#### [Task to complete]
Render every line of the material below as a JSON list of strings, with one string per line and blank lines left out.

(Stored records)
>>>

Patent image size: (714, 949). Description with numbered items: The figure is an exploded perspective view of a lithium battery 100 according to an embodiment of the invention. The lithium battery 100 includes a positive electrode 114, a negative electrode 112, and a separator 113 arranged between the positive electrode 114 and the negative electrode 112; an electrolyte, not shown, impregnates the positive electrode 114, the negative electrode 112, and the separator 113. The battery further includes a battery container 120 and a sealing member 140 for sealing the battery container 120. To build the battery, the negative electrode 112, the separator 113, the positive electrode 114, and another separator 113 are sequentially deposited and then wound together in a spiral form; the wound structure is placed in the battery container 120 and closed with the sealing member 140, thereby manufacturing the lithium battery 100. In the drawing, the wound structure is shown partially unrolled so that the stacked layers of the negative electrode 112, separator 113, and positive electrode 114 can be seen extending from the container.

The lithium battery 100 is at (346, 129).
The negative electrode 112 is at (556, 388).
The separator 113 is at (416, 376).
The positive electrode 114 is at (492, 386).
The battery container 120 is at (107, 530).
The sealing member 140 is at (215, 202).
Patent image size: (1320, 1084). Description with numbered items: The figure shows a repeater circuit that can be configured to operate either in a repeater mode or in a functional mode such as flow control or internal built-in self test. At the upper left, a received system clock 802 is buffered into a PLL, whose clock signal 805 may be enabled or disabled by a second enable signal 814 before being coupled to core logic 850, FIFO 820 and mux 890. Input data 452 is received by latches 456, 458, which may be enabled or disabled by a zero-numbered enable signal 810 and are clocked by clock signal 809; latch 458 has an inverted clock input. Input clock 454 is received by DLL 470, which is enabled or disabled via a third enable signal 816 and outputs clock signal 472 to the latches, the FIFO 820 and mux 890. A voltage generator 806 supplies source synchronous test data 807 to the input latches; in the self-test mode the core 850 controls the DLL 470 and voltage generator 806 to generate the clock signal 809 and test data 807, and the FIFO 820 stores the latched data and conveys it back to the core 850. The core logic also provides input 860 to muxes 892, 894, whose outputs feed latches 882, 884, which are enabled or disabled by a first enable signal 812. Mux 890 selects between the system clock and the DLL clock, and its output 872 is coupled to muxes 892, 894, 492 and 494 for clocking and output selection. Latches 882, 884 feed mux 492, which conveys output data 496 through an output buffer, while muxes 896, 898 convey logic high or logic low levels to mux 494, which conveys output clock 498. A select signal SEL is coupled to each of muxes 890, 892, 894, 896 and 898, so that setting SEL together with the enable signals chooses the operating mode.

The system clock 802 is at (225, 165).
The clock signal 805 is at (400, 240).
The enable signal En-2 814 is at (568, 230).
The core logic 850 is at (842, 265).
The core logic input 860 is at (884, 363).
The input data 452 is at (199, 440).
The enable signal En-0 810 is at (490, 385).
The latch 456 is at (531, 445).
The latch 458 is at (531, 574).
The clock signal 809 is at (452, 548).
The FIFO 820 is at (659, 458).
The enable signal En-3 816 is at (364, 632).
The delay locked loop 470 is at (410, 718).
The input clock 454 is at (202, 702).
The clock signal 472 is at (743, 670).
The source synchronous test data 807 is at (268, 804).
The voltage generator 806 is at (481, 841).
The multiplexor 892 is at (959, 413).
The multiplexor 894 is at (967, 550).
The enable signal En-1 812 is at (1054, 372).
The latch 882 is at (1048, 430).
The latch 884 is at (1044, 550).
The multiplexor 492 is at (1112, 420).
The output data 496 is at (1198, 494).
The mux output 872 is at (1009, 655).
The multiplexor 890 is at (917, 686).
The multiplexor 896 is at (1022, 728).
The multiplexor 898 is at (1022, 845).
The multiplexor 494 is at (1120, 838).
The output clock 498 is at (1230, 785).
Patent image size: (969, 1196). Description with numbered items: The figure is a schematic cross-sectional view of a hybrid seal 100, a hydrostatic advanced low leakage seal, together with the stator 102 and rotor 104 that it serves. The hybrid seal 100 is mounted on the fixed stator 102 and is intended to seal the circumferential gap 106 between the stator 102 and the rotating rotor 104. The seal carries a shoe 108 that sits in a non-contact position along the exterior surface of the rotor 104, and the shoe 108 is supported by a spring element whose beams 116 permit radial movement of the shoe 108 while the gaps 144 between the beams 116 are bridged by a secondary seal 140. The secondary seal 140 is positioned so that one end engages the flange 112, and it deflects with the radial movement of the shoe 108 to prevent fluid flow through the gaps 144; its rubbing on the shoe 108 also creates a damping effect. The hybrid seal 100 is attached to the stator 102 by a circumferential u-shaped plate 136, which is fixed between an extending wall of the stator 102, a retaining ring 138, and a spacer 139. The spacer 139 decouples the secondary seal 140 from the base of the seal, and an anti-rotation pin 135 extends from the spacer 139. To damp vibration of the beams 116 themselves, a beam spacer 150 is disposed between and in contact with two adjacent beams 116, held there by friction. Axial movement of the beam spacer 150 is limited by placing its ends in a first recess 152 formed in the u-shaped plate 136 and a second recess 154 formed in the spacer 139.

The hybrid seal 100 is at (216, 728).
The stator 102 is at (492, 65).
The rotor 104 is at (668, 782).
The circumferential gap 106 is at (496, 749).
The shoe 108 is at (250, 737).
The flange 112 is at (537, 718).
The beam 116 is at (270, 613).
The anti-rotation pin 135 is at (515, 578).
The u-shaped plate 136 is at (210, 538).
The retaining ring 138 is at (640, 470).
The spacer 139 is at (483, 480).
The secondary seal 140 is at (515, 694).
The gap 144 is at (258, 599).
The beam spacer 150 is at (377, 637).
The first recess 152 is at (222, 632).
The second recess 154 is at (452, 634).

<<<

#### [Worked solution]
[
  "Patent image size: (714, 949). Description with numbered items: The figure is an exploded perspective view of a lithium battery 100 according to an embodiment of the invention. The lithium battery 100 includes a positive electrode 114, a negative electrode 112, and a separator 113 arranged between the positive electrode 114 and the negative electrode 112; an electrolyte, not shown, impregnates the positive electrode 114, the negative electrode 112, and the separator 113. The battery further includes a battery container 120 and a sealing member 140 for sealing the battery container 120. To build the battery, the negative electrode 112, the separator 113, the positive electrode 114, and another separator 113 are sequentially deposited and then wound together in a spiral form; the wound structure is placed in the battery container 120 and closed with the sealing member 140, thereby manufacturing the lithium battery 100. In the drawing, the wound structure is shown partially unrolled so that the stacked layers of the negative electrode 112, separator 113, and positive electrode 114 can be seen extending from the container.",
  "The lithium battery 100 is at (346, 129).",
  "The negative electrode 112 is at (556, 388).",
  "The separator 113 is at (416, 376).",
  "The positive electrode 114 is at (492, 386).",
  "The battery container 120 is at (107, 530).",
  "The sealing member 140 is at (215, 202).",
  "Patent image size: (1320, 1084). Description with numbered items: The figure shows a repeater circuit that can be configured to operate either in a repeater mode or in a functional mode such as flow control or internal built-in self test. At the upper left, a received system clock 802 is buffered into a PLL, whose clock signal 805 may be enabled or disabled by a second enable signal 814 before being coupled to core logic 850, FIFO 820 and mux 890. Input data 452 is received by latches 456, 458, which may be enabled or disabled by a zero-numbered enable signal 810 and are clocked by clock signal 809; latch 458 has an inverted clock input. Input clock 454 is received by DLL 470, which is enabled or disabled via a third enable signal 816 and outputs clock signal 472 to the latches, the FIFO 820 and mux 890. A voltage generator 806 supplies source synchronous test data 807 to the input latches; in the self-test mode the core 850 controls the DLL 470 and voltage generator 806 to generate the clock signal 809 and test data 807, and the FIFO 820 stores the latched data and conveys it back to the core 850. The core logic also provides input 860 to muxes 892, 894, whose outputs feed latches 882, 884, which are enabled or disabled by a first enable signal 812. Mux 890 selects between the system clock and the DLL clock, and its output 872 is coupled to muxes 892, 894, 492 and 494 for clocking and output selection. Latches 882, 884 feed mux 492, which conveys output data 496 through an output buffer, while muxes 896, 898 convey logic high or logic low levels to mux 494, which conveys output clock 498. A select signal SEL is coupled to each of muxes 890, 892, 894, 896 and 898, so that setting SEL together with the enable signals chooses the operating mode.",
  "The system clock 802 is at (225, 165).",
  "The clock signal 805 is at (400, 240).",
  "The enable signal En-2 814 is at (568, 230).",
  "The core logic 850 is at (842, 265).",
  "The core logic input 860 is at (884, 363).",
  "The input data 452 is at (199, 440).",
  "The enable signal En-0 810 is at (490, 385).",
  "The latch 456 is at (531, 445).",
  "The latch 458 is at (531, 574).",
  "The clock signal 809 is at (452, 548).",
  "The FIFO 820 is at (659, 458).",
  "The enable signal En-3 816 is at (364, 632).",
  "The delay locked loop 470 is at (410, 718).",
  "The input clock 454 is at (202, 702).",
  "The clock signal 472 is at (743, 670).",
  "The source synchronous test data 807 is at (268, 804).",
  "The voltage generator 806 is at (481, 841).",
  "The multiplexor 892 is at (959, 413).",
  "The multiplexor 894 is at (967, 550).",
  "The enable signal En-1 812 is at (1054, 372).",
  "The latch 882 is at (1048, 430).",
  "The latch 884 is at (1044, 550).",
  "The multiplexor 492 is at (1112, 420).",
  "The output data 496 is at (1198, 494).",
  "The mux output 872 is at (1009, 655).",
  "The multiplexor 890 is at (917, 686).",
  "The multiplexor 896 is at (1022, 728).",
  "The multiplexor 898 is at (1022, 845).",
  "The multiplexor 494 is at (1120, 838).",
  "The output clock 498 is at (1230, 785).",
  "Patent image size: (969, 1196). Description with numbered items: The figure is a schematic cross-sectional view of a hybrid seal 100, a hydrostatic advanced low leakage seal, together with the stator 102 and rotor 104 that it serves. The hybrid seal 100 is mounted on the fixed stator 102 and is intended to seal the circumferential gap 106 between the stator 102 and the rotating rotor 104. The seal carries a shoe 108 that sits in a non-contact position along the exterior surface of the rotor 104, and the shoe 108 is supported by a spring element whose beams 116 permit radial movement of the shoe 108 while the gaps 144 between the beams 116 are bridged by a secondary seal 140. The secondary seal 140 is positioned so that one end engages the flange 112, and it deflects with the radial movement of the shoe 108 to prevent fluid flow through the gaps 144; its rubbing on the shoe 108 also creates a damping effect. The hybrid seal 100 is attached to the stator 102 by a circumferential u-shaped plate 136, which is fixed between an extending wall of the stator 102, a retaining ring 138, and a spacer 139. The spacer 139 decouples the secondary seal 140 from the base of the seal, and an anti-rotation pin 135 extends from the spacer 139. To damp vibration of the beams 116 themselves, a beam spacer 150 is disposed between and in contact with two adjacent beams 116, held there by friction. Axial movement of the beam spacer 150 is limited by placing its ends in a first recess 152 formed in the u-shaped plate 136 and a second recess 154 formed in the spacer 139.",
  "The hybrid seal 100 is at (216, 728).",
  "The stator 102 is at (492, 65).",
  "The rotor 104 is at (668, 782).",
  "The circumferential gap 106 is at (496, 749).",
  "The shoe 108 is at (250, 737).",
  "The flange 112 is at (537, 718).",
  "The beam 116 is at (270, 613).",
  "The anti-rotation pin 135 is at (515, 578).",
  "The u-shaped plate 136 is at (210, 538).",
  "The retaining ring 138 is at (640, 470).",
  "The spacer 139 is at (483, 480).",
  "The secondary seal 140 is at (515, 694).",
  "The gap 144 is at (258, 599).",
  "The beam spacer 150 is at (377, 637).",
  "The first recess 152 is at (222, 632).",
  "The second recess 154 is at (452, 634)."
]